Collected data entries

START

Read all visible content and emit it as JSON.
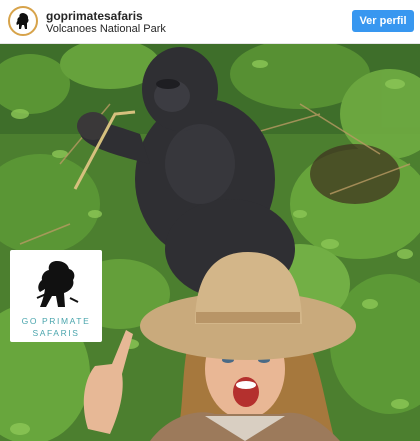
{
  "post": {
    "account_name": "goprimatesafaris",
    "location": "Volcanoes National Park",
    "profile_button_label": "Ver perfil",
    "avatar_icon": "primate-silhouette-icon"
  },
  "photo": {
    "logo": {
      "line1": "GO PRIMATE",
      "line2": "SAFARIS",
      "text_color": "#4aa5ad",
      "mark_icon": "primate-silhouette-icon"
    }
  },
  "colors": {
    "accent": "#3897f0",
    "foliage": "#4f8a2d",
    "gorilla": "#2f2f33",
    "hat": "#c9aa7c"
  }
}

END

§ **Goal**: Find every line in the records that contains the word "icon"; copy those lines.

§ **Solution to this exercise**:
    "avatar_icon": "primate-silhouette-icon"
      "mark_icon": "primate-silhouette-icon"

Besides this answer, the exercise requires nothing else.